▸ WHAT IS BEING ASKED
Find every line in the records below that holds the word "konektoru", and copy it out.

----

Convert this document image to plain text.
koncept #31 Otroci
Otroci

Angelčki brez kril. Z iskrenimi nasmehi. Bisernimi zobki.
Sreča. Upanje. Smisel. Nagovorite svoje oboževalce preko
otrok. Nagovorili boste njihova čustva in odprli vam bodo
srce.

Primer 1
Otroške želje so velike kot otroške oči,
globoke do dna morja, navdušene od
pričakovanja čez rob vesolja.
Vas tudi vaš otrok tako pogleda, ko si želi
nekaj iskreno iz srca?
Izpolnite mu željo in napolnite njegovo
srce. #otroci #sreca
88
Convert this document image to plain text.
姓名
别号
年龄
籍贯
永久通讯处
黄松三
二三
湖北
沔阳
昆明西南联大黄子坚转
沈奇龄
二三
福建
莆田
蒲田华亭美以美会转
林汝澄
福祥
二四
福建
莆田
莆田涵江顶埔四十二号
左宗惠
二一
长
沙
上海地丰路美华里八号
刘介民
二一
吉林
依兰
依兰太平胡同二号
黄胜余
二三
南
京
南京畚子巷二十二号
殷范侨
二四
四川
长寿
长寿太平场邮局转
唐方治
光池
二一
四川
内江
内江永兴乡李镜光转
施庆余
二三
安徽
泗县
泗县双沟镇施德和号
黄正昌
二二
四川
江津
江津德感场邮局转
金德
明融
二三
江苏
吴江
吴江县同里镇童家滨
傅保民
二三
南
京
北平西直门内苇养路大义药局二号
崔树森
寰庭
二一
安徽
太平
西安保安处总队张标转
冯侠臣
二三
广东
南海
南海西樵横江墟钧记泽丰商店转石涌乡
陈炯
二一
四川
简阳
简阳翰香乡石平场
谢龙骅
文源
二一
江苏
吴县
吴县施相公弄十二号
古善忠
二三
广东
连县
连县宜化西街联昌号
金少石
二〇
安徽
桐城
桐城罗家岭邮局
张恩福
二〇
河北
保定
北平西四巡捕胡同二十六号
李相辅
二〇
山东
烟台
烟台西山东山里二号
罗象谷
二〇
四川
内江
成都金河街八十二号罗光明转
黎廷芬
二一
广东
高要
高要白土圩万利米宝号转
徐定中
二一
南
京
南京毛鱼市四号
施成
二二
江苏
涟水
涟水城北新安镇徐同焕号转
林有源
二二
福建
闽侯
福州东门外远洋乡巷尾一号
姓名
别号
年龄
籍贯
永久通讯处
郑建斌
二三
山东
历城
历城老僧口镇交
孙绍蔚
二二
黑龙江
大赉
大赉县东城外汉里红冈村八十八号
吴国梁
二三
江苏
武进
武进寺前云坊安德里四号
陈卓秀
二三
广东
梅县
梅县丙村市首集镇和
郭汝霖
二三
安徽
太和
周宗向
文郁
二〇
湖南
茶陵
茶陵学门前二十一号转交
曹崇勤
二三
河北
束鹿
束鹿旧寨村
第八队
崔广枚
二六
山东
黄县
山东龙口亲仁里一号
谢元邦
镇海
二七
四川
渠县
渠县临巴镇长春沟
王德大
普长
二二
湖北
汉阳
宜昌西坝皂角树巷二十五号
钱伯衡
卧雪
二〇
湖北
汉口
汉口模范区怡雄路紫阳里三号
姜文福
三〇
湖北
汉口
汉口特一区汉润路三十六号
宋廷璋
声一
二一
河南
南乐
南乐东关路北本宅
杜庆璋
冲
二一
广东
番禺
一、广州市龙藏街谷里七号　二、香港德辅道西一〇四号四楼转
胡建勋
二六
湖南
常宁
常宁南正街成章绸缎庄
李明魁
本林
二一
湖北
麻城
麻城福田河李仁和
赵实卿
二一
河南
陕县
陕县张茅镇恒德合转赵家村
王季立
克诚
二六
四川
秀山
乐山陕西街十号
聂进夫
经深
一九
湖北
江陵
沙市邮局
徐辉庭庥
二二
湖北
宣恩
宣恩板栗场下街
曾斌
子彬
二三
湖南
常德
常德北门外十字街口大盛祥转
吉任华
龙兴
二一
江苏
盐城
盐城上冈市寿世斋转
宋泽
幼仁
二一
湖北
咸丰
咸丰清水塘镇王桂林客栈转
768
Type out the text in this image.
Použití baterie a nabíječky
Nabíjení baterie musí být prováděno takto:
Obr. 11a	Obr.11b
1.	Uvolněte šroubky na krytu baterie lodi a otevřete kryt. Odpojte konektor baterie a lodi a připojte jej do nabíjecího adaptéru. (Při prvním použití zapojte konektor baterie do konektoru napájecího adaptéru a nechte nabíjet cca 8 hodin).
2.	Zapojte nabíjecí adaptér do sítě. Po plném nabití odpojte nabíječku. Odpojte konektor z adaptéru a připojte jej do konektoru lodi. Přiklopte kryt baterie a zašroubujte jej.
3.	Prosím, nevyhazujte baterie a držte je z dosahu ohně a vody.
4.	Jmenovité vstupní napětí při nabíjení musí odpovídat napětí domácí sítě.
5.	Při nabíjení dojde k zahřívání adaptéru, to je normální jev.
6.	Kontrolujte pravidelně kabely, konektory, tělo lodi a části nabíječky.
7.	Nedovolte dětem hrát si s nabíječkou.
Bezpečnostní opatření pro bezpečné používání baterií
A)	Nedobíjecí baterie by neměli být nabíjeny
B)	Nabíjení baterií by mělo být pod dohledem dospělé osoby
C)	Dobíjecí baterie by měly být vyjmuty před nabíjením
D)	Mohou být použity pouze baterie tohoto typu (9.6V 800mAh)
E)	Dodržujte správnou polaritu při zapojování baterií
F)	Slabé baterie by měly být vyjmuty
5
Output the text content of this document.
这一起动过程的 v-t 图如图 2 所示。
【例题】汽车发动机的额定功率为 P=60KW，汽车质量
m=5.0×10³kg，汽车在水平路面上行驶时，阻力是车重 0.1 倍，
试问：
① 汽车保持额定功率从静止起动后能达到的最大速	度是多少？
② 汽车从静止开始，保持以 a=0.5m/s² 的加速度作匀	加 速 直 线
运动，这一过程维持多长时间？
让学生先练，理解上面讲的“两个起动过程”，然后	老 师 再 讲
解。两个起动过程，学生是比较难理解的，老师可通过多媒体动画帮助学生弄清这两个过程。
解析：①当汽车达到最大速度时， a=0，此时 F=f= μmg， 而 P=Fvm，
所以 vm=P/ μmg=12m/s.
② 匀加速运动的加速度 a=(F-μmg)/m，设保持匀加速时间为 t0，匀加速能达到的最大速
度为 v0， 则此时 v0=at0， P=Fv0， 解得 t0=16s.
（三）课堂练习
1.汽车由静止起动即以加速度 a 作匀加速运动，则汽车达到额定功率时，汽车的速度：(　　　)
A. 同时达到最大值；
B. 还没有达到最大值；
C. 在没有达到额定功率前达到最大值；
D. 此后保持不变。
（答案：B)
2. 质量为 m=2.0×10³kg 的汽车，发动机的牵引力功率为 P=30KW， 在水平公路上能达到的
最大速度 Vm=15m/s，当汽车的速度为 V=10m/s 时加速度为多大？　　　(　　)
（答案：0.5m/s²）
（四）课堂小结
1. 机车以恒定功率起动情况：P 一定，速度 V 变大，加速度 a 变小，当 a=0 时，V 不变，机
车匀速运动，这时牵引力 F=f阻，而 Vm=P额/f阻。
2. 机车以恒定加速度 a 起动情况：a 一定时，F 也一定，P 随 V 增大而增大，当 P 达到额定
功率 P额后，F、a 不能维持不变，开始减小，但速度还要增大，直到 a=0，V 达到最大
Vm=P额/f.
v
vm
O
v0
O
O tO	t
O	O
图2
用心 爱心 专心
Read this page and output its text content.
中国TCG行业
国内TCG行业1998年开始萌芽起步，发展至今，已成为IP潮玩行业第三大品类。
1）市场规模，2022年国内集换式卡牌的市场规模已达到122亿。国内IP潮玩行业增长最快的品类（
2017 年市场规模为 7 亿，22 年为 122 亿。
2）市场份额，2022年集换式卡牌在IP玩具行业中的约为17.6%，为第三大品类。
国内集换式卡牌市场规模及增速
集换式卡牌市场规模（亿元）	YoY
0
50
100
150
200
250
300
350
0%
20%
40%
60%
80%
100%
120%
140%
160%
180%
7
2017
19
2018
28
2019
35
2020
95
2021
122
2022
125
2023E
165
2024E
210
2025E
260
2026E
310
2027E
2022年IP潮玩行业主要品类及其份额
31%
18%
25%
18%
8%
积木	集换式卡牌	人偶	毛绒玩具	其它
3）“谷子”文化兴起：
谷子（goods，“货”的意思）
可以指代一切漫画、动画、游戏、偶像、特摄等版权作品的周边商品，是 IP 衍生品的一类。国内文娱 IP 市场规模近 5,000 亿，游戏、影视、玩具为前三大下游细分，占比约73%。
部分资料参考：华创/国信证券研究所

----

▸ COMPLETED EXERCISE
1.	Uvolněte šroubky na krytu baterie lodi a otevřete kryt. Odpojte konektor baterie a lodi a připojte jej do nabíjecího adaptéru. (Při prvním použití zapojte konektor baterie do konektoru napájecího adaptéru a nechte nabíjet cca 8 hodin).
2.	Zapojte nabíjecí adaptér do sítě. Po plném nabití odpojte nabíječku. Odpojte konektor z adaptéru a připojte jej do konektoru lodi. Přiklopte kryt baterie a zašroubujte jej.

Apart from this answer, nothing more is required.